(Stored data)
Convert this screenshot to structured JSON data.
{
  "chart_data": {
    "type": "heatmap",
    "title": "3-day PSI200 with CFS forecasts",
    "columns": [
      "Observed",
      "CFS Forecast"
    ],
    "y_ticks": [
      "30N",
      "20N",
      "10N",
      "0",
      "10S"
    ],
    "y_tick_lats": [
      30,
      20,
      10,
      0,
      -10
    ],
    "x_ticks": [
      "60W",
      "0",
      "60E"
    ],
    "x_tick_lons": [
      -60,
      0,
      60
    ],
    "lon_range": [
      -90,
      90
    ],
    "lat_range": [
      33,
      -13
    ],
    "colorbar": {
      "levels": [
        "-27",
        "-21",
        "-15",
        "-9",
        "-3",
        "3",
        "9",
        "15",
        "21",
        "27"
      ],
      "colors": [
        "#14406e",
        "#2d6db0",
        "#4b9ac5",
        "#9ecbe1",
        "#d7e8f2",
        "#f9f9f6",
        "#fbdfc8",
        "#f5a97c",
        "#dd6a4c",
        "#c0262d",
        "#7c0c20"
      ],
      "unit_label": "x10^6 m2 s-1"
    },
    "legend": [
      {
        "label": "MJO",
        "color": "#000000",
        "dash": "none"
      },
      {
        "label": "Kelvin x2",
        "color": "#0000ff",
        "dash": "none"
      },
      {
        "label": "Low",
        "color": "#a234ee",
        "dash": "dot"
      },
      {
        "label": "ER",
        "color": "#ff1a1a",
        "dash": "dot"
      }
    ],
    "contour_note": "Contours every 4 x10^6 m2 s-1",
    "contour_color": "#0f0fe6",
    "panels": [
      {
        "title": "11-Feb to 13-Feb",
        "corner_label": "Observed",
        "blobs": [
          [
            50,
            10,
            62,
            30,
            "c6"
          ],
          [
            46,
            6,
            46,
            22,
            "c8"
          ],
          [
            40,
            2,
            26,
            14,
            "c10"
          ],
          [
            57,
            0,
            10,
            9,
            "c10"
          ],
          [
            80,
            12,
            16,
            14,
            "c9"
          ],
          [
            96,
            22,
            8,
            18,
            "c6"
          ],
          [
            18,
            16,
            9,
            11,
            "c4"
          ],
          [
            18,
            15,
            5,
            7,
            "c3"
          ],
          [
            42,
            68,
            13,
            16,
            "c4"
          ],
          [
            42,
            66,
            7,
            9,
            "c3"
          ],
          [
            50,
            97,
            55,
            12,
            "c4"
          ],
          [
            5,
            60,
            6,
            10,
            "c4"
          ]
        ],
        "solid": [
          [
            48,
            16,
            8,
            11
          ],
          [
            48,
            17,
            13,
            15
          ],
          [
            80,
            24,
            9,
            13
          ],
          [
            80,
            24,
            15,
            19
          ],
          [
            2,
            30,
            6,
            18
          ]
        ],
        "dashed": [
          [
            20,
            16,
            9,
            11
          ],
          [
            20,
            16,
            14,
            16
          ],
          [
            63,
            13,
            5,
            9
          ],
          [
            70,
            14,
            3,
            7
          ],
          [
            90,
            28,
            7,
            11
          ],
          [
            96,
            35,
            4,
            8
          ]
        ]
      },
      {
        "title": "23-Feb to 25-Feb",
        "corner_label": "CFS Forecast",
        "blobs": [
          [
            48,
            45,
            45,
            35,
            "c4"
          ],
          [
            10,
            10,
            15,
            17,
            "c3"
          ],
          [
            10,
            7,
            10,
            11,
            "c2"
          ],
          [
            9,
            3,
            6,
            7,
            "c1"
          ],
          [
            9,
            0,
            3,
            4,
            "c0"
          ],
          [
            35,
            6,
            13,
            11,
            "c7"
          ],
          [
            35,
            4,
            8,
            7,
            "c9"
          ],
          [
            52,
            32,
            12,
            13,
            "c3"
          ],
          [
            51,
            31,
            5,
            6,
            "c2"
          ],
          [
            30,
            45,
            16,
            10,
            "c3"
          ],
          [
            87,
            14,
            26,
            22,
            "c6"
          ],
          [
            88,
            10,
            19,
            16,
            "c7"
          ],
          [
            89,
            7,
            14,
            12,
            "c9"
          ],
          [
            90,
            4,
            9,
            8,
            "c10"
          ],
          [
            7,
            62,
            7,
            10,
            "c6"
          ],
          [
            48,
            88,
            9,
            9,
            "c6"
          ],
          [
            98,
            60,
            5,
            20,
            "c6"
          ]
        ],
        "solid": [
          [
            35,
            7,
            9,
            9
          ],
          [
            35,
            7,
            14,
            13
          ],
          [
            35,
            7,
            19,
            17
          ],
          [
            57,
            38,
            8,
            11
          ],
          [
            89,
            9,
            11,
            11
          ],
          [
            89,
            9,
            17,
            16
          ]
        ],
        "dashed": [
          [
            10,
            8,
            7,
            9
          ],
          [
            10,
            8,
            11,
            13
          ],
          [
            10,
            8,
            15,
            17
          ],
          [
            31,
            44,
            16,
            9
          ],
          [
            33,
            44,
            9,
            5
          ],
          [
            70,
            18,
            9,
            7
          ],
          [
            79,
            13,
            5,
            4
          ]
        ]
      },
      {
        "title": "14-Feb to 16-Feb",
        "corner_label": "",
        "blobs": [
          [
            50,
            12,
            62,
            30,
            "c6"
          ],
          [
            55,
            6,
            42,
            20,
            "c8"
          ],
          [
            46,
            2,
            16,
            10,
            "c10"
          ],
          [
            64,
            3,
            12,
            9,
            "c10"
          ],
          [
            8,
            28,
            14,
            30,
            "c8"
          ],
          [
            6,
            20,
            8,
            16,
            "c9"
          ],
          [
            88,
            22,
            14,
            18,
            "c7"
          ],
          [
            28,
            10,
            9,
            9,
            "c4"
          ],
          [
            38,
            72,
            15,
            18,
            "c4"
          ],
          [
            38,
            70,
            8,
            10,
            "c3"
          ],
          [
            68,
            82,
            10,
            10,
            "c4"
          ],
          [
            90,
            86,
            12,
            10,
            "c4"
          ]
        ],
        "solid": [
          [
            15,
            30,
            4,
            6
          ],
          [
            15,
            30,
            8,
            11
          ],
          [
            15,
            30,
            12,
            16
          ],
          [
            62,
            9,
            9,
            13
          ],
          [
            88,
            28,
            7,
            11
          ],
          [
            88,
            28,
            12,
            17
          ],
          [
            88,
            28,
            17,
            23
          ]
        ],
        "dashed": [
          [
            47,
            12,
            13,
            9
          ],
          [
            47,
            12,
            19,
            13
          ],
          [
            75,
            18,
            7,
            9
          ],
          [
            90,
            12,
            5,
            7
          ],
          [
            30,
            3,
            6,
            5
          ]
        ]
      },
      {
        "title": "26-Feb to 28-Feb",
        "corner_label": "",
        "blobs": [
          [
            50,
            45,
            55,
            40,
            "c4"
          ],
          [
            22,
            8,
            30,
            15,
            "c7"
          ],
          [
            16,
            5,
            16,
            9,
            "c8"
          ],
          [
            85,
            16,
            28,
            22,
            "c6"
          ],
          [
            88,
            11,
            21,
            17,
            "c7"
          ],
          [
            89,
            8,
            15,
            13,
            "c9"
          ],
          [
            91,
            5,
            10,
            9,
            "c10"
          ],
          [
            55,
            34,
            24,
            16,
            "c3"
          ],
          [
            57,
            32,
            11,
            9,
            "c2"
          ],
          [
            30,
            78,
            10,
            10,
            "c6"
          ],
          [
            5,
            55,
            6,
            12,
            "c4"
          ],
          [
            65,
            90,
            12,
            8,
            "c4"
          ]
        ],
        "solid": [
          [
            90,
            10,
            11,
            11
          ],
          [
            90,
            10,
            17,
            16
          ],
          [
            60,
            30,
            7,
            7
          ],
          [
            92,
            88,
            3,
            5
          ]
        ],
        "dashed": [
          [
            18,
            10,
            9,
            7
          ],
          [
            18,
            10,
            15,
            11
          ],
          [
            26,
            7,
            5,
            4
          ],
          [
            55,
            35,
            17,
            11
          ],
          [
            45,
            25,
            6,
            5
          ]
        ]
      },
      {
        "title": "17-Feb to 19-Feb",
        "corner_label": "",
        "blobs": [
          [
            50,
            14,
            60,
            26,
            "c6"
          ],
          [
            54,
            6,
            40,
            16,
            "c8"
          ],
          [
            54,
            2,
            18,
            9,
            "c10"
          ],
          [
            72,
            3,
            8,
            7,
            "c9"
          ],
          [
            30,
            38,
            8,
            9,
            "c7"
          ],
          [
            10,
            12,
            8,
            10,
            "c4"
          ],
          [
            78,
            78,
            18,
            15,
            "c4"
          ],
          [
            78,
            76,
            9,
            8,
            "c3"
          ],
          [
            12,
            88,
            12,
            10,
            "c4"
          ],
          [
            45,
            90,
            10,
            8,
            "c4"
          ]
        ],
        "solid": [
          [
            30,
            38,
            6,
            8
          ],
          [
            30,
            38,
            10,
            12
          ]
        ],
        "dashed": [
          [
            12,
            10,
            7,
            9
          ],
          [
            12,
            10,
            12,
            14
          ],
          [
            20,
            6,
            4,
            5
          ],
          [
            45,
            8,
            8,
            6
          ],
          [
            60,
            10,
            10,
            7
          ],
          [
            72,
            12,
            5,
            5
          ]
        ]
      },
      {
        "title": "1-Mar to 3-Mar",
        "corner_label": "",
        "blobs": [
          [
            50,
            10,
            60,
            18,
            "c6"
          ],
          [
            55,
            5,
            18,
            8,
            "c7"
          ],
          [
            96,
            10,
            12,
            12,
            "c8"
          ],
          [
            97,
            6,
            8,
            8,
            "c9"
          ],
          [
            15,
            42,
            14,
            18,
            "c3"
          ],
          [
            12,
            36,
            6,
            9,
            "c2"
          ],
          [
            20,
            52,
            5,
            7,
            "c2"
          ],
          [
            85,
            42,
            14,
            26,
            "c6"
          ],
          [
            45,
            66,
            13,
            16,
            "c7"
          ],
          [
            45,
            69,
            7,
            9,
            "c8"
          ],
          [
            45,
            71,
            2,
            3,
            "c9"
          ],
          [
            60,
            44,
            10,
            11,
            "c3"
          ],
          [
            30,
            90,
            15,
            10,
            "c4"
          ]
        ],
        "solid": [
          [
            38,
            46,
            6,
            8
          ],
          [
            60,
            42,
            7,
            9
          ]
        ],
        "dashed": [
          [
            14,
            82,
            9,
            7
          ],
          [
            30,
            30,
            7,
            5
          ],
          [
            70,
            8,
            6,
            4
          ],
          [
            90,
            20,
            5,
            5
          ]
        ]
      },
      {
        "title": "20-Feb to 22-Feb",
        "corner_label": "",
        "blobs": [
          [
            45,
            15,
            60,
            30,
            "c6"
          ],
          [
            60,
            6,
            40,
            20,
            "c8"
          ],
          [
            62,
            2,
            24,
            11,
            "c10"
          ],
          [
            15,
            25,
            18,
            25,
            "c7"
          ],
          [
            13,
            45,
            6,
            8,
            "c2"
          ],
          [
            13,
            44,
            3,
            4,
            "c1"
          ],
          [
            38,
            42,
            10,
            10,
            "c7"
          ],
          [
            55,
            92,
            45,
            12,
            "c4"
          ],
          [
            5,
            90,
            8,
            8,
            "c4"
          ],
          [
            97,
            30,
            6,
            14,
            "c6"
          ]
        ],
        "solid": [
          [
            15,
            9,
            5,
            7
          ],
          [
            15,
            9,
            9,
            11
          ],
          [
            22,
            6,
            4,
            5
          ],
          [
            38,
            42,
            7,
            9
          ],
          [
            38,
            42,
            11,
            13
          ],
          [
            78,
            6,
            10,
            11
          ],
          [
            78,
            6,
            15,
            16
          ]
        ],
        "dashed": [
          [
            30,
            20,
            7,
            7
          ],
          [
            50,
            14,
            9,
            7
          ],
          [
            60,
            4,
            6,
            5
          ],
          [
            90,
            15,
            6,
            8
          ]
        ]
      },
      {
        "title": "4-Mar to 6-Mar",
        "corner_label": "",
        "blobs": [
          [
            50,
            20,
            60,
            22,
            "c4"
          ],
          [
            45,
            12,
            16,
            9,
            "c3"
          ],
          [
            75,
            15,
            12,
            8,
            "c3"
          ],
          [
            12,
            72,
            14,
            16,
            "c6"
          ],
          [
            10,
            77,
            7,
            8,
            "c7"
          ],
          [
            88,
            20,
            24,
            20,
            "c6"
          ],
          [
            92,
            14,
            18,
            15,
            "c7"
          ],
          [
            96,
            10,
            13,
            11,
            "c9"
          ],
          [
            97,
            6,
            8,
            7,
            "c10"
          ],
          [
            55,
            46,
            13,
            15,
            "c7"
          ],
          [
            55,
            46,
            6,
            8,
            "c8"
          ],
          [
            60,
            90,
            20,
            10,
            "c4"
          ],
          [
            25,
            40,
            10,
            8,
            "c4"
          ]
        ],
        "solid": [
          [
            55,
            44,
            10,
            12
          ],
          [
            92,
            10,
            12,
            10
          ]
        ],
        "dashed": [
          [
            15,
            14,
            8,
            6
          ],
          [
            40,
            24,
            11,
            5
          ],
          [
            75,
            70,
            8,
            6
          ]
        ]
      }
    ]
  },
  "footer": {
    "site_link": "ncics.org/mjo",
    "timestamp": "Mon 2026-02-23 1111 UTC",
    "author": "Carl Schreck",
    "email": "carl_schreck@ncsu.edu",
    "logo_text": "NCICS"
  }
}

• **The request**: In the entries above, find every line with the word "title" and list it.

• **Completed task**:
    "title": "3-day PSI200 with CFS forecasts",
        "title": "11-Feb to 13-Feb",
        "title": "23-Feb to 25-Feb",
        "title": "14-Feb to 16-Feb",
        "title": "26-Feb to 28-Feb",
        "title": "17-Feb to 19-Feb",
        "title": "1-Mar to 3-Mar",
        "title": "20-Feb to 22-Feb",
        "title": "4-Mar to 6-Mar",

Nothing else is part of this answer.